__Information provided__
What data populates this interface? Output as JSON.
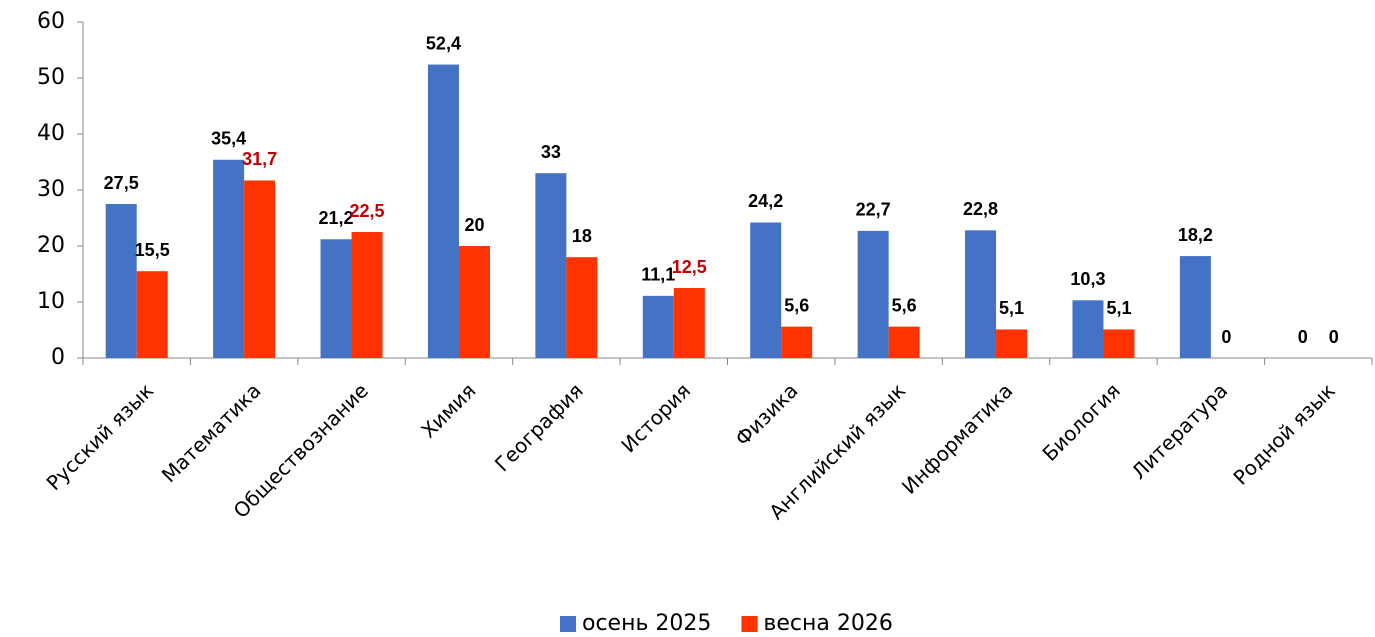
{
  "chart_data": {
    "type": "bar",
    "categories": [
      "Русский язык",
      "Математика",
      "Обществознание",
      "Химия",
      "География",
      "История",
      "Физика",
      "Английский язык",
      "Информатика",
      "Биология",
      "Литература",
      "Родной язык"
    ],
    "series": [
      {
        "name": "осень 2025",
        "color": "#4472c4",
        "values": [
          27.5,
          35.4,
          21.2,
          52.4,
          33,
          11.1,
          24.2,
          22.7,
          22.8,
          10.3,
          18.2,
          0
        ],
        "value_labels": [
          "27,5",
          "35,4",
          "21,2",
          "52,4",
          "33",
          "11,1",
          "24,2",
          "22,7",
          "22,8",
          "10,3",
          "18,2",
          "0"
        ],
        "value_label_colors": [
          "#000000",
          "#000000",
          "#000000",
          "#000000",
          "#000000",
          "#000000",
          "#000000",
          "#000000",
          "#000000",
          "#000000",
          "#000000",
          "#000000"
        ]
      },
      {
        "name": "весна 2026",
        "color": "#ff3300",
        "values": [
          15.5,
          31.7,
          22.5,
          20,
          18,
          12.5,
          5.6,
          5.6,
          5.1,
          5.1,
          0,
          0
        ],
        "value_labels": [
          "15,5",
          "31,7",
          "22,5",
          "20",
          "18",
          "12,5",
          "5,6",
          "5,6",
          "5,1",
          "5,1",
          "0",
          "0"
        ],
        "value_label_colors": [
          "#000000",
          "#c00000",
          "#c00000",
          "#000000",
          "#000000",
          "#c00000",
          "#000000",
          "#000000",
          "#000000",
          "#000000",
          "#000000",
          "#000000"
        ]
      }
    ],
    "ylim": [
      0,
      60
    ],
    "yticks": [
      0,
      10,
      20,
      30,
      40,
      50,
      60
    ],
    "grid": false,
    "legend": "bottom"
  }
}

__Problem to work on__
Write out all the entries exactly, except for the pictures.

__Solution to this task__
What data populates this interface? Output as JSON.
{
  "chart_data": {
    "type": "bar",
    "categories": [
      "Русский язык",
      "Математика",
      "Обществознание",
      "Химия",
      "География",
      "История",
      "Физика",
      "Английский язык",
      "Информатика",
      "Биология",
      "Литература",
      "Родной язык"
    ],
    "series": [
      {
        "name": "осень 2025",
        "color": "#4472c4",
        "values": [
          27.5,
          35.4,
          21.2,
          52.4,
          33,
          11.1,
          24.2,
          22.7,
          22.8,
          10.3,
          18.2,
          0
        ],
        "value_labels": [
          "27,5",
          "35,4",
          "21,2",
          "52,4",
          "33",
          "11,1",
          "24,2",
          "22,7",
          "22,8",
          "10,3",
          "18,2",
          "0"
        ],
        "value_label_colors": [
          "#000000",
          "#000000",
          "#000000",
          "#000000",
          "#000000",
          "#000000",
          "#000000",
          "#000000",
          "#000000",
          "#000000",
          "#000000",
          "#000000"
        ]
      },
      {
        "name": "весна 2026",
        "color": "#ff3300",
        "values": [
          15.5,
          31.7,
          22.5,
          20,
          18,
          12.5,
          5.6,
          5.6,
          5.1,
          5.1,
          0,
          0
        ],
        "value_labels": [
          "15,5",
          "31,7",
          "22,5",
          "20",
          "18",
          "12,5",
          "5,6",
          "5,6",
          "5,1",
          "5,1",
          "0",
          "0"
        ],
        "value_label_colors": [
          "#000000",
          "#c00000",
          "#c00000",
          "#000000",
          "#000000",
          "#c00000",
          "#000000",
          "#000000",
          "#000000",
          "#000000",
          "#000000",
          "#000000"
        ]
      }
    ],
    "ylim": [
      0,
      60
    ],
    "yticks": [
      0,
      10,
      20,
      30,
      40,
      50,
      60
    ],
    "grid": false,
    "legend": "bottom"
  }
}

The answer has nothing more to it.